* [LESETEXT]:
*-*-*
# Star Citizen nur mit Vulkan-Support



## SKPC (19. März 2017)

Das gehypte Videospiel Star Citizen wird nur auf Vulkan setzen, DX12 wird nicht unterstützt, da Vulkan das selbe Feature-Set besitzt und die selbe Performance bietet und auf mehr Plattformen als Windows 10 läuft (Win 7,8,8.1, Linux). Eventuell soll sogar die Unterstützung von DX11 entfallen, da dies keinen Einfluss auf die Backer haben würde.

Einer der Star Citizen Entwickler hat folgenden Kommentar geschrieben 





> Years ago we stated our intention to support DX12, but since the introduction of Vulkan which has the same feature set and performance advantages this seemed a much more logical rendering API to use as it doesn't force our users to upgrade to Windows 10 and opens the door for a single graphics API that could be used on all Windows 7, 8, 10 & Linux. As a result our current intention is to only support Vulkan and eventually drop support for DX11 as this shouldn't effect any of our backers. DX12 would only be considered if we found it gave us a specific and substantial advantage over Vulkan. The API's really aren't that different though, 95% of the work for these APIs is to change the paradigm of the rendering pipeline, which is the same for both APIs.
*-*-*
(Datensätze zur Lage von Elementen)
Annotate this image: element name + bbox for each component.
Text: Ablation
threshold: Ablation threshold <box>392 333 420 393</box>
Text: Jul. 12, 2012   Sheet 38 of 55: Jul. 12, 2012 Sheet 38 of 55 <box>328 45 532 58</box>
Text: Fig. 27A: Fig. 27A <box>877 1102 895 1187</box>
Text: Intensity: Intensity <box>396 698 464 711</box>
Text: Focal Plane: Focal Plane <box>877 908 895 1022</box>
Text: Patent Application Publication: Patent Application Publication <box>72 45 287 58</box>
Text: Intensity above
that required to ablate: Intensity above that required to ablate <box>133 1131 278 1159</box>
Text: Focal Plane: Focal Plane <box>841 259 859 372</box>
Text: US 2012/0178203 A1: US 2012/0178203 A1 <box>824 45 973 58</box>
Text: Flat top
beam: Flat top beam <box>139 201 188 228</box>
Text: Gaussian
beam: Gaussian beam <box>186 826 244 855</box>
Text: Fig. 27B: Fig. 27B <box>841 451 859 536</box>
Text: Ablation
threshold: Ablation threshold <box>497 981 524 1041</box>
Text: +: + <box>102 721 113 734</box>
*-*-*
* [ÜBUNGSAUFGABE A]:
Übersetzen Sie den Satz „DX12 would only be considered if we found it gave us a specific and substantial advantage over Vulkan.“ aus dem Text über Star Citizen ins Deutsche.
* [ÜBUNGSAUFGABE B]:
Zitieren Sie aus dem Text über Star Citizen wortgetreu den Abschnitt, der bei den Worten „## SKPC (19.“ beginnt und nach den Worten „Backer haben würde.“ endet.
Die Datensätze stammen aus einer anderen Quelle.

* [LÖSUNG A]:
DX12 würde nur dann in Betracht gezogen, wenn wir feststellten, dass es uns einen spezifischen und erheblichen Vorteil gegenüber Vulkan verschafft.

* [LÖSUNG B]:
## SKPC (19. März 2017)

Das gehypte Videospiel Star Citizen wird nur auf Vulkan setzen, DX12 wird nicht unterstützt, da Vulkan das selbe Feature-Set besitzt und die selbe Performance bietet und auf mehr Plattformen als Windows 10 läuft (Win 7,8,8.1, Linux). Eventuell soll sogar die Unterstützung von DX11 entfallen, da dies keinen Einfluss auf die Backer haben würde.